→ **WHAT IS NEEDED**
Wherever the word "Solstice" appears in the entries, copy the whole line.

[Figure content listings]
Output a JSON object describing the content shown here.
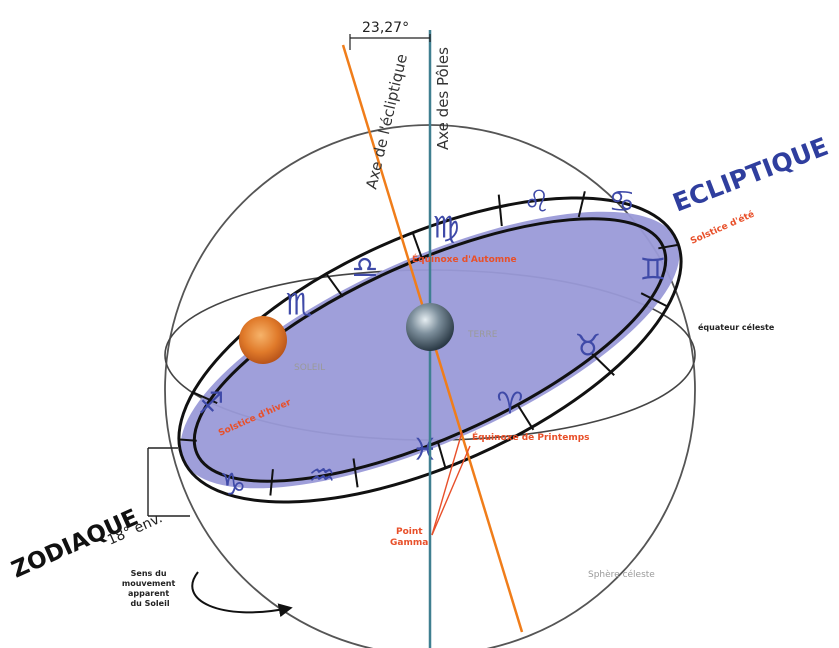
{
  "angle_label": "23,27°",
  "axis_ecliptic_label": "Axe de l'écliptique",
  "axis_poles_label": "Axe des Pôles",
  "ecliptique_label": "ECLIPTIQUE",
  "solstice_ete_label": "Solstice d'été",
  "equinoxe_automne_label": "Équinoxe d'Automne",
  "equateur_label": "équateur céleste",
  "terre_label": "TERRE",
  "soleil_label": "SOLEIL",
  "solstice_hiver_label": "Solstice d'hiver",
  "equinoxe_printemps_label": "Équinoxe de Printemps",
  "point_gamma_label": "Point\nGamma",
  "zodiaque_label": "ZODIAQUE",
  "width_label": "18° env.",
  "sens_label": "Sens du\nmouvement\napparent\ndu Soleil",
  "sphere_label": "Sphère céleste",
  "zodiac_signs": [
    "♑",
    "♒",
    "♓",
    "♈",
    "♉",
    "♊",
    "♋",
    "♌",
    "♍",
    "♎",
    "♏",
    "♐"
  ],
  "colors": {
    "zodiac_band": "#9a9ad8",
    "orange_axis": "#f07d1a",
    "pole_axis": "#3f7f90",
    "sign_color": "#3f4aa8",
    "highlight_red": "#e8502a",
    "title_blue": "#2f3e9e"
  }
}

→ **TASK RESULT**
  "solstice_ete_label": "Solstice d'été",
  "solstice_hiver_label": "Solstice d'hiver",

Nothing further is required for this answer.